## [DO THIS]
List all the lines in these records that hold "Reduce".

## [PROVIDED DATA]
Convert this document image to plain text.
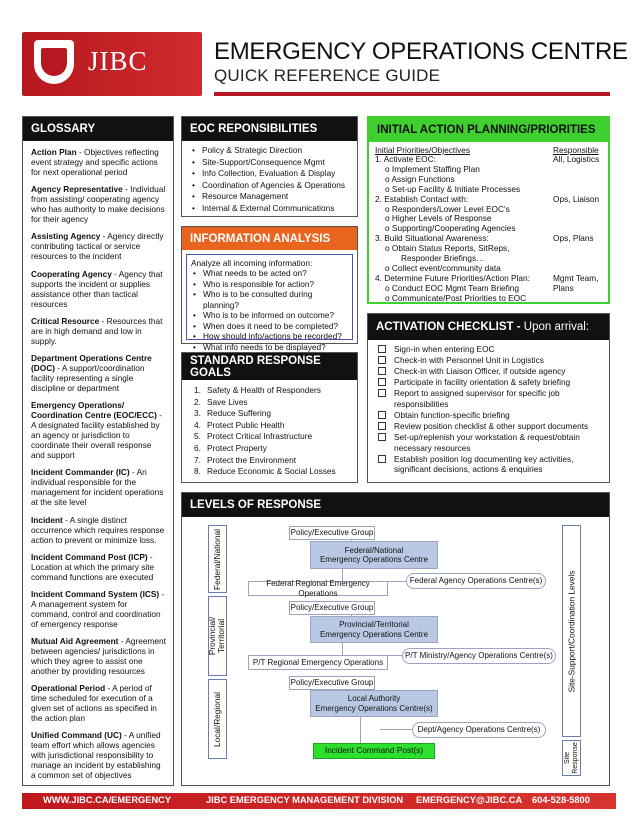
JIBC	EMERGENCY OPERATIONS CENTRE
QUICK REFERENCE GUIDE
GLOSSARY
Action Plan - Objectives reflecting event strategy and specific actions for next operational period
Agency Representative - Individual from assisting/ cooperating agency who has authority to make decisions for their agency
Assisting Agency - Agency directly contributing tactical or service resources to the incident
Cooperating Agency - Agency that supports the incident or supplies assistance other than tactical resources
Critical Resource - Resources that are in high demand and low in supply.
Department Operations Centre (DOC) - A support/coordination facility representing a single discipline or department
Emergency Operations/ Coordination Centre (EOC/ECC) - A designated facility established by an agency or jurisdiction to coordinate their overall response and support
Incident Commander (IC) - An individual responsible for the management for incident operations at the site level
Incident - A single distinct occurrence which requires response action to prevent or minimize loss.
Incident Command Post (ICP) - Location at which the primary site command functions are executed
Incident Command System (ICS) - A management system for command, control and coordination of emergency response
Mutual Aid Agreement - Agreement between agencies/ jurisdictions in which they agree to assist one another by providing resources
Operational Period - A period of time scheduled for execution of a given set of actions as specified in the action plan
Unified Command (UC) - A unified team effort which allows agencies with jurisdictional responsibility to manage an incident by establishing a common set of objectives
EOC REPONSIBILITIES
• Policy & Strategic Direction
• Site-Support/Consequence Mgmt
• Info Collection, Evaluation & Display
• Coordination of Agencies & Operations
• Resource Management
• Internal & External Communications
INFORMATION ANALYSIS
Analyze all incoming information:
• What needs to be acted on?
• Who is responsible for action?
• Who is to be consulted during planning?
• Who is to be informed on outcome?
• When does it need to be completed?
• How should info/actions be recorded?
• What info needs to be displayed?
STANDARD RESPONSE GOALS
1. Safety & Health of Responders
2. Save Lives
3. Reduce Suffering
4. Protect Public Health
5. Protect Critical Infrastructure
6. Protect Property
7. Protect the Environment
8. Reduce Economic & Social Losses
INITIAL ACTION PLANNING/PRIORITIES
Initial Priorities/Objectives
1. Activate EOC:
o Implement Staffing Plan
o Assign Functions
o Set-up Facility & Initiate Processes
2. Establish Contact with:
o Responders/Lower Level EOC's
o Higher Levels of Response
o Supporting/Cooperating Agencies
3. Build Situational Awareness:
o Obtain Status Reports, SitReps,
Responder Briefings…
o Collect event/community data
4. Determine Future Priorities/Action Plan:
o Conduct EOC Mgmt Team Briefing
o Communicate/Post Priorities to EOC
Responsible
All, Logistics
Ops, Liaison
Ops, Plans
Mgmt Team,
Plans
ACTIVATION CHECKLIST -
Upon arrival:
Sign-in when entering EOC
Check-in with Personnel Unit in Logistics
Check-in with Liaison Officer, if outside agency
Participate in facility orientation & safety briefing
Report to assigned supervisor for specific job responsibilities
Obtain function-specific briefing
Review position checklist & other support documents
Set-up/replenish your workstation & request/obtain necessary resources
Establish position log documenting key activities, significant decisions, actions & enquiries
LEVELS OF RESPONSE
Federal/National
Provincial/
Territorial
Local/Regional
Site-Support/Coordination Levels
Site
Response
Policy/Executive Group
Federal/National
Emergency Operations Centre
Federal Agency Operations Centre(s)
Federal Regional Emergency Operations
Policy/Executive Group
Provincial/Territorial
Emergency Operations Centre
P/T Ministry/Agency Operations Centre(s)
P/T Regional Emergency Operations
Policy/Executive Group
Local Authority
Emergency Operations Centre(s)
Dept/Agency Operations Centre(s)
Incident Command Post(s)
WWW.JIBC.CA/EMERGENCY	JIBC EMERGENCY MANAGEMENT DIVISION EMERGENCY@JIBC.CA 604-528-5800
* * *
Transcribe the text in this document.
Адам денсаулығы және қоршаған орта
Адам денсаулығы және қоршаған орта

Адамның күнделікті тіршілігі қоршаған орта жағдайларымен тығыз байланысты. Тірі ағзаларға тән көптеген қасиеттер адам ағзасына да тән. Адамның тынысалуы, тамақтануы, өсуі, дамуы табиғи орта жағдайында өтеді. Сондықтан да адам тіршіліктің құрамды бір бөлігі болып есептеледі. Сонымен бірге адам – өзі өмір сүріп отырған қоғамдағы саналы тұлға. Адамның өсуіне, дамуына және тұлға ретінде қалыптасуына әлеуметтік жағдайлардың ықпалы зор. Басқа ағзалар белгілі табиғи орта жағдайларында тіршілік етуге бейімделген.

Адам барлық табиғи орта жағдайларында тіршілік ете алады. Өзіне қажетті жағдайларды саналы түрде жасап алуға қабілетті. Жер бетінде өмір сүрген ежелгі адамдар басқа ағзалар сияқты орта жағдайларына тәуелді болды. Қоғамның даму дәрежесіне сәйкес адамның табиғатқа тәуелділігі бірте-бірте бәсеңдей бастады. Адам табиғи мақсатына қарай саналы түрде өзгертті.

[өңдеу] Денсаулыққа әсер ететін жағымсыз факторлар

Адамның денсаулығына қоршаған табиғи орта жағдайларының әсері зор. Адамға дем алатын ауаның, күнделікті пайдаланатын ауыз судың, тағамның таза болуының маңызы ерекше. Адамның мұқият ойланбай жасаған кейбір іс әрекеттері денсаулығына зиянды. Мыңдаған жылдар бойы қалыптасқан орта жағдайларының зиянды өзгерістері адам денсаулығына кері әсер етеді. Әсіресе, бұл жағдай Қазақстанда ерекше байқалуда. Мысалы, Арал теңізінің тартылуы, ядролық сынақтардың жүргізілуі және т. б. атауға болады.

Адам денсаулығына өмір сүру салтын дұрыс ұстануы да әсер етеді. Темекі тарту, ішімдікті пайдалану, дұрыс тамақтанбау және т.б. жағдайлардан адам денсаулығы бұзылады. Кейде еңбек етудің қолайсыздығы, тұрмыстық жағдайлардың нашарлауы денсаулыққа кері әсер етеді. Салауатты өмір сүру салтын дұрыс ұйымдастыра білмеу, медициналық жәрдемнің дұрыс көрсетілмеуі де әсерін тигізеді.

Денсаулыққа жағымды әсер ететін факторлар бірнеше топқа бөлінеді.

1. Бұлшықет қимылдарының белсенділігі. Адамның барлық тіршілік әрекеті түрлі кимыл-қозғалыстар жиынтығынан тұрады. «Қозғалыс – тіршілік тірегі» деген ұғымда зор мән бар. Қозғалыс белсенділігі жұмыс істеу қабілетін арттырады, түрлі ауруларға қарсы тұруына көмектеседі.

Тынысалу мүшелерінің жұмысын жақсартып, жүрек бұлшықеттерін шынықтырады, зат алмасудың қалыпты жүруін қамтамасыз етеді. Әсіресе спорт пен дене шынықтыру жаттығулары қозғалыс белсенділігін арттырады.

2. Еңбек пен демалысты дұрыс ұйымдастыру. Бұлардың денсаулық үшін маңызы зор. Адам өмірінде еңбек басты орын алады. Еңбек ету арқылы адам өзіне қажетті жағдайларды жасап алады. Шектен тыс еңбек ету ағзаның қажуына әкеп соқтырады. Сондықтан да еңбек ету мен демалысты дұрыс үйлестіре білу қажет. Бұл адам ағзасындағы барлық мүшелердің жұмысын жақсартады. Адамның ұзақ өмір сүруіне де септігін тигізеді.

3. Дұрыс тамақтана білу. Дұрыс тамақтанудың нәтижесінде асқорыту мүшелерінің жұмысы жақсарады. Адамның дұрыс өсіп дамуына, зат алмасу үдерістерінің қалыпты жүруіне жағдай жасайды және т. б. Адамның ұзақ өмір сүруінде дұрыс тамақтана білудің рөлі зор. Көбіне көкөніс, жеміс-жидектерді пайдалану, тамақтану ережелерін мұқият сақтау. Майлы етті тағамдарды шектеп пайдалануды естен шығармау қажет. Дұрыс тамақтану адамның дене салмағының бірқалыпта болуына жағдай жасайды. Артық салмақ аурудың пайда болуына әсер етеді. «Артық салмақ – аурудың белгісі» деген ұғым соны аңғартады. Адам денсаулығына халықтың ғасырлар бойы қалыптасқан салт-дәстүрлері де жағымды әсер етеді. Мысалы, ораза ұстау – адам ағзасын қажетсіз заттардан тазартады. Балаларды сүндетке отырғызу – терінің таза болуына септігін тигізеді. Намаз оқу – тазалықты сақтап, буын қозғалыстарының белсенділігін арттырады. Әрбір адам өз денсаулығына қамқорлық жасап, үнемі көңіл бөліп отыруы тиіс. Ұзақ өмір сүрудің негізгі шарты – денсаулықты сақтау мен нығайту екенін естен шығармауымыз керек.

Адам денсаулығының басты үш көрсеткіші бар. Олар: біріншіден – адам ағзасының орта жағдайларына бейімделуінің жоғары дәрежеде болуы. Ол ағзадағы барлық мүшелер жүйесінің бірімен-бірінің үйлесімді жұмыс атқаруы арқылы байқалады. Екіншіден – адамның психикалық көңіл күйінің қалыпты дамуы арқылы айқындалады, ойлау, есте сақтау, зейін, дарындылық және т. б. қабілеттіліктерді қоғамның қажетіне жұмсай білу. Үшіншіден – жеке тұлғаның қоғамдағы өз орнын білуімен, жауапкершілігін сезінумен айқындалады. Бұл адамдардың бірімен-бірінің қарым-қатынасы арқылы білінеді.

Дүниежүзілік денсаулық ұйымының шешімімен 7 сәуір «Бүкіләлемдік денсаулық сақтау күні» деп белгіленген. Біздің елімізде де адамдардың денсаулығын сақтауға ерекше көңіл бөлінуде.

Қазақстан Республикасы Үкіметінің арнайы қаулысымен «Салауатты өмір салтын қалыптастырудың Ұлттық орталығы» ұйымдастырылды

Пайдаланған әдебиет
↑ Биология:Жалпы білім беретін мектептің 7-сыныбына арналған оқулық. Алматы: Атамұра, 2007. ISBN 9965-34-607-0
* * *
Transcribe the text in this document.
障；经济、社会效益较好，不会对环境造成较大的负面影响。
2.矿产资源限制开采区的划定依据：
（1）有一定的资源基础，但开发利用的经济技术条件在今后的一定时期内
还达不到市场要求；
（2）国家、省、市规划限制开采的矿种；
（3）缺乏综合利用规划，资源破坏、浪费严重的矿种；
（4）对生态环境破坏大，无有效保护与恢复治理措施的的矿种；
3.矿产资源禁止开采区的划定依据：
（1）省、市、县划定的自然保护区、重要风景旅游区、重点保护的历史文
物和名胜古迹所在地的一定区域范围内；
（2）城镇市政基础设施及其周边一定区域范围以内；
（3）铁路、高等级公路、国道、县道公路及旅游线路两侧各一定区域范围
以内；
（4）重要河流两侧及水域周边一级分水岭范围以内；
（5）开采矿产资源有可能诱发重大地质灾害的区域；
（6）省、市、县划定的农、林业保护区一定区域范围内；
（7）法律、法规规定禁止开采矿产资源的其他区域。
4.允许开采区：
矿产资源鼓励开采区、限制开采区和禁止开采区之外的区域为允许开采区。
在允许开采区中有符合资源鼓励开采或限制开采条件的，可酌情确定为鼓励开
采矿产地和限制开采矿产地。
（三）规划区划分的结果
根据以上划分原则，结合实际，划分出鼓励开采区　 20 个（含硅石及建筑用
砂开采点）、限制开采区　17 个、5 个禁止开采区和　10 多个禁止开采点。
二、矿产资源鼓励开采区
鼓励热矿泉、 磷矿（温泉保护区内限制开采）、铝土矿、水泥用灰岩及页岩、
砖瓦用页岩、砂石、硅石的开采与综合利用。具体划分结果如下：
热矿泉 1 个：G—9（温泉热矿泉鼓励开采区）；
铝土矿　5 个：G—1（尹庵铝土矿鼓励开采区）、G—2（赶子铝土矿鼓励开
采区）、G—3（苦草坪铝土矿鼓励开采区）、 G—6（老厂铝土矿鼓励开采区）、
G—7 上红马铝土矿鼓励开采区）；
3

## [FULL ANSWER]
3. Reduce Suffering
8. Reduce Economic & Social Losses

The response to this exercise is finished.